***** Data for this exercise *****

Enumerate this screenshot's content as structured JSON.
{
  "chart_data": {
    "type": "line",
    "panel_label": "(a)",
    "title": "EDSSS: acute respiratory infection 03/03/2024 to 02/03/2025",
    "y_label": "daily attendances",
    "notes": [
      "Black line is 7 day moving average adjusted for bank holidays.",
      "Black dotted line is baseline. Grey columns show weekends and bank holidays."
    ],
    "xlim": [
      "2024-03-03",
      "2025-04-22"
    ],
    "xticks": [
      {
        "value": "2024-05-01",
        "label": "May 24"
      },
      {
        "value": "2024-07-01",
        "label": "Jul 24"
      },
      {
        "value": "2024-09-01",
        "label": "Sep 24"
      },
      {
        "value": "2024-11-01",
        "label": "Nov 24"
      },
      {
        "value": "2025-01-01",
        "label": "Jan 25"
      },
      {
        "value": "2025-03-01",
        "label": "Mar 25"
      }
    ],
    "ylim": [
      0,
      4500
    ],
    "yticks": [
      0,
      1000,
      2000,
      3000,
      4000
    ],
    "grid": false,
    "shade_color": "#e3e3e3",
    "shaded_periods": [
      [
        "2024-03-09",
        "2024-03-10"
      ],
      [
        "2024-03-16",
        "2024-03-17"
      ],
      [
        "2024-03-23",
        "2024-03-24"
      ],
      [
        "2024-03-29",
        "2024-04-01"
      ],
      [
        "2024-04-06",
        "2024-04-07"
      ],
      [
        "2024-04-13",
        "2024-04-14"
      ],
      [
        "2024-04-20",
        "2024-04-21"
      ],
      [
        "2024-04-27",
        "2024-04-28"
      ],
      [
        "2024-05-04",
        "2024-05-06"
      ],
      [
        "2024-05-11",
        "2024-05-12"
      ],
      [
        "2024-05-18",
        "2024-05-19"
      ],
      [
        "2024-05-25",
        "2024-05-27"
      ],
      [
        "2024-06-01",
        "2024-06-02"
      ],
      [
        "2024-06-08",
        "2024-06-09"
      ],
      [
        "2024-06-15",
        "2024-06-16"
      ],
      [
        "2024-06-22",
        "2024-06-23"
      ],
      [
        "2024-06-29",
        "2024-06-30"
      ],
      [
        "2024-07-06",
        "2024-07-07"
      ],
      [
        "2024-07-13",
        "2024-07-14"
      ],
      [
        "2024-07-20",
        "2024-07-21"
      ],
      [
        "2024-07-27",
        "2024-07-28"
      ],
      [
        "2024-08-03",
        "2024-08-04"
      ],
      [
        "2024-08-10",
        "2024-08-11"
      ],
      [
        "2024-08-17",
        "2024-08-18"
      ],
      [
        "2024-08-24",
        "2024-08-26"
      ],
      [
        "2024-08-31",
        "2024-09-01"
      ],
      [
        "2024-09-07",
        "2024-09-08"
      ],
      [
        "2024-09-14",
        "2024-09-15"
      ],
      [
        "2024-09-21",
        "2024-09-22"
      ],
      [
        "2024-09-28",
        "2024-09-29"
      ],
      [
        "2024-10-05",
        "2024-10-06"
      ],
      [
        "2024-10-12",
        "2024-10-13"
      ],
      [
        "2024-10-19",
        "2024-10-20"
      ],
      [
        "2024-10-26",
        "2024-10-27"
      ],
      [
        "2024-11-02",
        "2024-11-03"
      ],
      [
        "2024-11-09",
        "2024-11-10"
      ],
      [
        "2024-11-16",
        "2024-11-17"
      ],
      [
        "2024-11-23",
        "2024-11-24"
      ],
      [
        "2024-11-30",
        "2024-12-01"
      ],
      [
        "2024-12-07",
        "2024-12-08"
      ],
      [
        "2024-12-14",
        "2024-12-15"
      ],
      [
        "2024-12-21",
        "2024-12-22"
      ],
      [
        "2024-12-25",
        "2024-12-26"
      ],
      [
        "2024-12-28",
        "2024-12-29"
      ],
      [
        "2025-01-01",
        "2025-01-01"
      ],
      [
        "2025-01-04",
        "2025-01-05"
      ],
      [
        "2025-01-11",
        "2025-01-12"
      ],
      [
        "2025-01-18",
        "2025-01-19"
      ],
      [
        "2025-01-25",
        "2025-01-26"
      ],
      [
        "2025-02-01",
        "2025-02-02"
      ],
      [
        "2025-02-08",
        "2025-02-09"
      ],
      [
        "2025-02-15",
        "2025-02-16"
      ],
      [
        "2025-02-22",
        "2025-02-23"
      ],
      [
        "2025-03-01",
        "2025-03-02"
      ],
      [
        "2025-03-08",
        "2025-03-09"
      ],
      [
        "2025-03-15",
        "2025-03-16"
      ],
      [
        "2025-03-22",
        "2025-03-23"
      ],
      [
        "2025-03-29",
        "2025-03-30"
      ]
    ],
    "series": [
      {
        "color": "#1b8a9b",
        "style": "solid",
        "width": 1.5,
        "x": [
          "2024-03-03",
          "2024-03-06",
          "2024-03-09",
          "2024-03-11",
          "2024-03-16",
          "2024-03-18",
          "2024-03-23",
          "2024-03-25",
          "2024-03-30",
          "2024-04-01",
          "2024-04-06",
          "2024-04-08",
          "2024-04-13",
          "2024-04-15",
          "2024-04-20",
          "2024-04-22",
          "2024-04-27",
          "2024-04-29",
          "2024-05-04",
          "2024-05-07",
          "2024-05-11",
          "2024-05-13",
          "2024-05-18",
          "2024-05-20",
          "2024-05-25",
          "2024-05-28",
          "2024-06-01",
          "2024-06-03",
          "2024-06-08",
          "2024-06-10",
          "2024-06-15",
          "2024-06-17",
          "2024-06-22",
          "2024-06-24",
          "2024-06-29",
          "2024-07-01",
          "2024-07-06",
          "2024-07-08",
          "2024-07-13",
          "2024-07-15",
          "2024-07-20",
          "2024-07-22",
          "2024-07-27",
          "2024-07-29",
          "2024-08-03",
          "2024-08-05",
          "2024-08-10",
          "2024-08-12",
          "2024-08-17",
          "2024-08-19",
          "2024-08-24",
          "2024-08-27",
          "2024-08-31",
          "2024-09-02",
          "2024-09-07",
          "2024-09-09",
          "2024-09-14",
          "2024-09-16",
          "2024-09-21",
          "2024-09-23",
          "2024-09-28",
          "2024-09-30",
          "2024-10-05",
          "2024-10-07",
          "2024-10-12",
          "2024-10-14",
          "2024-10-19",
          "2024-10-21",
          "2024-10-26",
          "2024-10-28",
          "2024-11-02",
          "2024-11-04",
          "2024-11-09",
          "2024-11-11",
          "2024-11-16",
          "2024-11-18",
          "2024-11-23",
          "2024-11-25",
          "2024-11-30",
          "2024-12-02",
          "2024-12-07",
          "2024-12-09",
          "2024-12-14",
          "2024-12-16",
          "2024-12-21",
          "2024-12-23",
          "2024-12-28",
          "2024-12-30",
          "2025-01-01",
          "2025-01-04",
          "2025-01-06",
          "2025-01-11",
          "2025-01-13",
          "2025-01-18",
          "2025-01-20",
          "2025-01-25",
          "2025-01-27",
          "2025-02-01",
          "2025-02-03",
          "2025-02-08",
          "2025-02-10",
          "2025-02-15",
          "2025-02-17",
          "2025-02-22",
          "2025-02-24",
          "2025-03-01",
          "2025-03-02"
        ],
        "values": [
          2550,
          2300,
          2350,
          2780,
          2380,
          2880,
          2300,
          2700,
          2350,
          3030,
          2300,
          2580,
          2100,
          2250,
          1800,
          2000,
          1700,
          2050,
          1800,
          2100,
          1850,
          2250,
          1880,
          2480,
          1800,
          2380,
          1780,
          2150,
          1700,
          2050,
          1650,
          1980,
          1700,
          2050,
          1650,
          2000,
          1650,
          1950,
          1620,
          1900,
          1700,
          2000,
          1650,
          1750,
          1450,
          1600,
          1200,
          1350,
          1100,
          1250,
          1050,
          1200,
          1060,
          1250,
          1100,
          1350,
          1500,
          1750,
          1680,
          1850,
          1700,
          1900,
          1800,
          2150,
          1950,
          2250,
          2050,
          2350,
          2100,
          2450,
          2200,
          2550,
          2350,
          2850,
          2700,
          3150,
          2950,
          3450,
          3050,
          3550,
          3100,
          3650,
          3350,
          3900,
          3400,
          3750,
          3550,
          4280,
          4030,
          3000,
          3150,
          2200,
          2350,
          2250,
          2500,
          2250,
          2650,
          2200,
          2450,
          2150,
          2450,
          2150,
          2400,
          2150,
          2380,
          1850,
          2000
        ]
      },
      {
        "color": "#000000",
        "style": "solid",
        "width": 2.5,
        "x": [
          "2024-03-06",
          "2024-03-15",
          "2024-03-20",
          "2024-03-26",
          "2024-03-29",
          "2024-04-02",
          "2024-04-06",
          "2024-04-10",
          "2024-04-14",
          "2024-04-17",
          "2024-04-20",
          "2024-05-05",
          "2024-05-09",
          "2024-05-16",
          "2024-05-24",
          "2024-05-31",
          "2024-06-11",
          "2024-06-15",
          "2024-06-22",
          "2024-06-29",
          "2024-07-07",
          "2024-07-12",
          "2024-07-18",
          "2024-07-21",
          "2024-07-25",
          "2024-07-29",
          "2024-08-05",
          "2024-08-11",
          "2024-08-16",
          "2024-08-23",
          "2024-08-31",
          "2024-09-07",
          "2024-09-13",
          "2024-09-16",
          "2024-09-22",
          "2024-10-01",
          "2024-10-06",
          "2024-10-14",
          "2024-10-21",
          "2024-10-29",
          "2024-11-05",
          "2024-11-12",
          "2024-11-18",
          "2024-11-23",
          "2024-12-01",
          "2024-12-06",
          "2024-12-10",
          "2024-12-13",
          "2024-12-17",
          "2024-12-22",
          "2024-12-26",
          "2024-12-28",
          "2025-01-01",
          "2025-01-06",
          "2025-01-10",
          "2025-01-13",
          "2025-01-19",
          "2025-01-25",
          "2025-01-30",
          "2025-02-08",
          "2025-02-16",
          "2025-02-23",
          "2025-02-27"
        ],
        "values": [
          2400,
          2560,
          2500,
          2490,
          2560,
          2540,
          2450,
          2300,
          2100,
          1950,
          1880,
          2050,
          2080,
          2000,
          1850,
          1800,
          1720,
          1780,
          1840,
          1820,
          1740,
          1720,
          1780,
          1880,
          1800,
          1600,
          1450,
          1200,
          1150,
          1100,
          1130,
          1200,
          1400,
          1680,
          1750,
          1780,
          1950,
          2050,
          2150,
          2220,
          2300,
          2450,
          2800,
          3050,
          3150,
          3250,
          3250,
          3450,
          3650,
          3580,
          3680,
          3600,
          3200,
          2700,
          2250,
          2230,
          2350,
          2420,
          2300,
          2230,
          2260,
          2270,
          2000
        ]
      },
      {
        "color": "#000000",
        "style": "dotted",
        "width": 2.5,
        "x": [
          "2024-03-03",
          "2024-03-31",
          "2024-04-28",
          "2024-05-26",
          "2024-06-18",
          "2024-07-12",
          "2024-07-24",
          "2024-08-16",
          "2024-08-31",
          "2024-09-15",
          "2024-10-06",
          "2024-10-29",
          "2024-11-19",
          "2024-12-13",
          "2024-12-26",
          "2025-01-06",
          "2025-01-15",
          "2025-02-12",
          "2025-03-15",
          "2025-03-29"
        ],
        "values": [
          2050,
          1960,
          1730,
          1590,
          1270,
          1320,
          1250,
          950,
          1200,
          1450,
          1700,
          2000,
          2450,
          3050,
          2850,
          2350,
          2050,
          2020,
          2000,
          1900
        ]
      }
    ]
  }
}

*****

• [Written exercise]: In the records above, find each line holding "bank" and copy it.

• [Response]:
      "Black line is 7 day moving average adjusted for bank holidays.",
      "Black dotted line is baseline. Grey columns show weekends and bank holidays."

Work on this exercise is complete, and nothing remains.